Go through the entries below and write each one out exactly.

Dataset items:
——
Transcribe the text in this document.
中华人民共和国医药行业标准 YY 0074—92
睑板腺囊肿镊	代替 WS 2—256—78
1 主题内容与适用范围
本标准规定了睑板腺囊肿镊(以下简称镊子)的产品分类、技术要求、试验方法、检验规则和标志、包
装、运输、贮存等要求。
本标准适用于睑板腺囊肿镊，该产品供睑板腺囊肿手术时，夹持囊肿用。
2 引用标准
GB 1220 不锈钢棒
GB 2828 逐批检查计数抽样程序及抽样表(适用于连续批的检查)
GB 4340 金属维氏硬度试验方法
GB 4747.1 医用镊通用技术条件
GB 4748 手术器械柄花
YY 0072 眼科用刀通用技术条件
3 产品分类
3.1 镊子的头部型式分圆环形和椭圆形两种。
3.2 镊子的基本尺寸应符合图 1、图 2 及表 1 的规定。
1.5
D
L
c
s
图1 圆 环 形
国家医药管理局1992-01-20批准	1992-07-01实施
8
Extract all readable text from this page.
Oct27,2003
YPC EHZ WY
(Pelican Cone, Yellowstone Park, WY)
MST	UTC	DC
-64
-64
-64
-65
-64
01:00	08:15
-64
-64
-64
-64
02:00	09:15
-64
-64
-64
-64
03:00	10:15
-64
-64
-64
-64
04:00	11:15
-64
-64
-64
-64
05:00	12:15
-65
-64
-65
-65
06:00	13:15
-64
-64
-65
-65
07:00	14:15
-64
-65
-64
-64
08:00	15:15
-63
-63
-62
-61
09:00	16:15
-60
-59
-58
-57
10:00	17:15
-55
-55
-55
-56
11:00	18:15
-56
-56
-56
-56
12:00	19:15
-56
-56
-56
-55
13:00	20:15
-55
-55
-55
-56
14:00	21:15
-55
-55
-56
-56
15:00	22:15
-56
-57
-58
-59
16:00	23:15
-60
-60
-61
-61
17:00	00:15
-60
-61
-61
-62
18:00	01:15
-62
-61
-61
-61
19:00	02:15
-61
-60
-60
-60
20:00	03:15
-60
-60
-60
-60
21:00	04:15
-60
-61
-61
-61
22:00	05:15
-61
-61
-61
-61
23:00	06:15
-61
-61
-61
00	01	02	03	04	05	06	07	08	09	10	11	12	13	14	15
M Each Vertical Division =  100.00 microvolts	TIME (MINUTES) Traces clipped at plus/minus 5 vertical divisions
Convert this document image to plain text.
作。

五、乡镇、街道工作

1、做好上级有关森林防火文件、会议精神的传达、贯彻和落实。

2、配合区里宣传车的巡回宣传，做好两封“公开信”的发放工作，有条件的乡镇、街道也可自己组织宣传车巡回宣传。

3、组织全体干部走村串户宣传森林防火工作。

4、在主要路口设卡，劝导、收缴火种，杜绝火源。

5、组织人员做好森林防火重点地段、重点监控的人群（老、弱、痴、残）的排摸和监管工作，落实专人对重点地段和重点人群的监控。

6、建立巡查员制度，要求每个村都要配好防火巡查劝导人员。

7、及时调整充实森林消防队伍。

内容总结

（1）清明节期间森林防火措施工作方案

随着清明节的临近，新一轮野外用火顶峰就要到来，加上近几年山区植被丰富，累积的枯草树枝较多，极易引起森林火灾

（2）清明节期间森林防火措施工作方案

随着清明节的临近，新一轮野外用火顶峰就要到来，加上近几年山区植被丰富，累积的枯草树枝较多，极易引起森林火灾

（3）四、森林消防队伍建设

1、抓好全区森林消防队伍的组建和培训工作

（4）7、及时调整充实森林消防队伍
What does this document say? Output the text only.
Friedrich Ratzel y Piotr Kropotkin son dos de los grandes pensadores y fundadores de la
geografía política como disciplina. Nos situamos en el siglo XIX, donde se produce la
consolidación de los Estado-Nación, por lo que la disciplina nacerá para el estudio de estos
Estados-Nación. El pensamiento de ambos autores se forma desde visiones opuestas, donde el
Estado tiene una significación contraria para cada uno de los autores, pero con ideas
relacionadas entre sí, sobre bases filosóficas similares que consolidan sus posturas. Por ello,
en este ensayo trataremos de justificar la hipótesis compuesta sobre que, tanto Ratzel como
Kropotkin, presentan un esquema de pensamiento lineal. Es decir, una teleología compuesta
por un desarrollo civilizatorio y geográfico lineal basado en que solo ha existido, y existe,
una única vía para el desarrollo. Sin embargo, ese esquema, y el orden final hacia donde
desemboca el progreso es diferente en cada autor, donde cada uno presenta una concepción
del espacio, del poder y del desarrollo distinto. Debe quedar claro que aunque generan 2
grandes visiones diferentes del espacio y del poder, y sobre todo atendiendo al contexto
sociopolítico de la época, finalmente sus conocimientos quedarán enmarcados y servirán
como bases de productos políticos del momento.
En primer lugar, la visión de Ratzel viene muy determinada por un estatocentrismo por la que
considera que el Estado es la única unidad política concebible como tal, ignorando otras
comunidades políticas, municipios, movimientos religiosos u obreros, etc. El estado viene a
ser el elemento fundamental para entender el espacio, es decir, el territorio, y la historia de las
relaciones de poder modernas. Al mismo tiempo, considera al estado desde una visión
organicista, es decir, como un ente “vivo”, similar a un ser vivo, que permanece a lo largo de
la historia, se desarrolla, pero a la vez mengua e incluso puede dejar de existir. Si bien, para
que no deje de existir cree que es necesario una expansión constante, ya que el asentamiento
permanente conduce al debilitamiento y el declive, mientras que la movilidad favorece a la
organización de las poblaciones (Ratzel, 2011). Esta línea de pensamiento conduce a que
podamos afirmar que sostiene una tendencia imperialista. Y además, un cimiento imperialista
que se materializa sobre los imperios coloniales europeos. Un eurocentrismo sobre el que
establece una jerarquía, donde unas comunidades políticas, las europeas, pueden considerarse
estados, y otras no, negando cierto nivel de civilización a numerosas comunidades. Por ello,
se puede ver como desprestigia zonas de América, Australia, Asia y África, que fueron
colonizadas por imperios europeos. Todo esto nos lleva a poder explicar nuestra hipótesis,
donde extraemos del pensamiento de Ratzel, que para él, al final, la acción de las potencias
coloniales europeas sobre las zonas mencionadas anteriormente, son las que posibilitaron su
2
——
* [Solution to this problem]:
Transcribe the text in this document.
中华人民共和国医药行业标准 YY 0074—92
睑板腺囊肿镊	代替 WS 2—256—78
1 主题内容与适用范围
本标准规定了睑板腺囊肿镊(以下简称镊子)的产品分类、技术要求、试验方法、检验规则和标志、包
装、运输、贮存等要求。
本标准适用于睑板腺囊肿镊，该产品供睑板腺囊肿手术时，夹持囊肿用。
2 引用标准
GB 1220 不锈钢棒
GB 2828 逐批检查计数抽样程序及抽样表(适用于连续批的检查)
GB 4340 金属维氏硬度试验方法
GB 4747.1 医用镊通用技术条件
GB 4748 手术器械柄花
YY 0072 眼科用刀通用技术条件
3 产品分类
3.1 镊子的头部型式分圆环形和椭圆形两种。
3.2 镊子的基本尺寸应符合图 1、图 2 及表 1 的规定。
1.5
D
L
c
s
图1 圆 环 形
国家医药管理局1992-01-20批准	1992-07-01实施
8
Extract all readable text from this page.
Oct27,2003
YPC EHZ WY
(Pelican Cone, Yellowstone Park, WY)
MST	UTC	DC
-64
-64
-64
-65
-64
01:00	08:15
-64
-64
-64
-64
02:00	09:15
-64
-64
-64
-64
03:00	10:15
-64
-64
-64
-64
04:00	11:15
-64
-64
-64
-64
05:00	12:15
-65
-64
-65
-65
06:00	13:15
-64
-64
-65
-65
07:00	14:15
-64
-65
-64
-64
08:00	15:15
-63
-63
-62
-61
09:00	16:15
-60
-59
-58
-57
10:00	17:15
-55
-55
-55
-56
11:00	18:15
-56
-56
-56
-56
12:00	19:15
-56
-56
-56
-55
13:00	20:15
-55
-55
-55
-56
14:00	21:15
-55
-55
-56
-56
15:00	22:15
-56
-57
-58
-59
16:00	23:15
-60
-60
-61
-61
17:00	00:15
-60
-61
-61
-62
18:00	01:15
-62
-61
-61
-61
19:00	02:15
-61
-60
-60
-60
20:00	03:15
-60
-60
-60
-60
21:00	04:15
-60
-61
-61
-61
22:00	05:15
-61
-61
-61
-61
23:00	06:15
-61
-61
-61
00	01	02	03	04	05	06	07	08	09	10	11	12	13	14	15
M Each Vertical Division =  100.00 microvolts	TIME (MINUTES) Traces clipped at plus/minus 5 vertical divisions
Convert this document image to plain text.
作。

五、乡镇、街道工作

1、做好上级有关森林防火文件、会议精神的传达、贯彻和落实。

2、配合区里宣传车的巡回宣传，做好两封“公开信”的发放工作，有条件的乡镇、街道也可自己组织宣传车巡回宣传。

3、组织全体干部走村串户宣传森林防火工作。

4、在主要路口设卡，劝导、收缴火种，杜绝火源。

5、组织人员做好森林防火重点地段、重点监控的人群（老、弱、痴、残）的排摸和监管工作，落实专人对重点地段和重点人群的监控。

6、建立巡查员制度，要求每个村都要配好防火巡查劝导人员。

7、及时调整充实森林消防队伍。

内容总结

（1）清明节期间森林防火措施工作方案

随着清明节的临近，新一轮野外用火顶峰就要到来，加上近几年山区植被丰富，累积的枯草树枝较多，极易引起森林火灾

（2）清明节期间森林防火措施工作方案

随着清明节的临近，新一轮野外用火顶峰就要到来，加上近几年山区植被丰富，累积的枯草树枝较多，极易引起森林火灾

（3）四、森林消防队伍建设

1、抓好全区森林消防队伍的组建和培训工作

（4）7、及时调整充实森林消防队伍
What does this document say? Output the text only.
Friedrich Ratzel y Piotr Kropotkin son dos de los grandes pensadores y fundadores de la
geografía política como disciplina. Nos situamos en el siglo XIX, donde se produce la
consolidación de los Estado-Nación, por lo que la disciplina nacerá para el estudio de estos
Estados-Nación. El pensamiento de ambos autores se forma desde visiones opuestas, donde el
Estado tiene una significación contraria para cada uno de los autores, pero con ideas
relacionadas entre sí, sobre bases filosóficas similares que consolidan sus posturas. Por ello,
en este ensayo trataremos de justificar la hipótesis compuesta sobre que, tanto Ratzel como
Kropotkin, presentan un esquema de pensamiento lineal. Es decir, una teleología compuesta
por un desarrollo civilizatorio y geográfico lineal basado en que solo ha existido, y existe,
una única vía para el desarrollo. Sin embargo, ese esquema, y el orden final hacia donde
desemboca el progreso es diferente en cada autor, donde cada uno presenta una concepción
del espacio, del poder y del desarrollo distinto. Debe quedar claro que aunque generan 2
grandes visiones diferentes del espacio y del poder, y sobre todo atendiendo al contexto
sociopolítico de la época, finalmente sus conocimientos quedarán enmarcados y servirán
como bases de productos políticos del momento.
En primer lugar, la visión de Ratzel viene muy determinada por un estatocentrismo por la que
considera que el Estado es la única unidad política concebible como tal, ignorando otras
comunidades políticas, municipios, movimientos religiosos u obreros, etc. El estado viene a
ser el elemento fundamental para entender el espacio, es decir, el territorio, y la historia de las
relaciones de poder modernas. Al mismo tiempo, considera al estado desde una visión
organicista, es decir, como un ente “vivo”, similar a un ser vivo, que permanece a lo largo de
la historia, se desarrolla, pero a la vez mengua e incluso puede dejar de existir. Si bien, para
que no deje de existir cree que es necesario una expansión constante, ya que el asentamiento
permanente conduce al debilitamiento y el declive, mientras que la movilidad favorece a la
organización de las poblaciones (Ratzel, 2011). Esta línea de pensamiento conduce a que
podamos afirmar que sostiene una tendencia imperialista. Y además, un cimiento imperialista
que se materializa sobre los imperios coloniales europeos. Un eurocentrismo sobre el que
establece una jerarquía, donde unas comunidades políticas, las europeas, pueden considerarse
estados, y otras no, negando cierto nivel de civilización a numerosas comunidades. Por ello,
se puede ver como desprestigia zonas de América, Australia, Asia y África, que fueron
colonizadas por imperios europeos. Todo esto nos lleva a poder explicar nuestra hipótesis,
donde extraemos del pensamiento de Ratzel, que para él, al final, la acción de las potencias
coloniales europeas sobre las zonas mencionadas anteriormente, son las que posibilitaron su
2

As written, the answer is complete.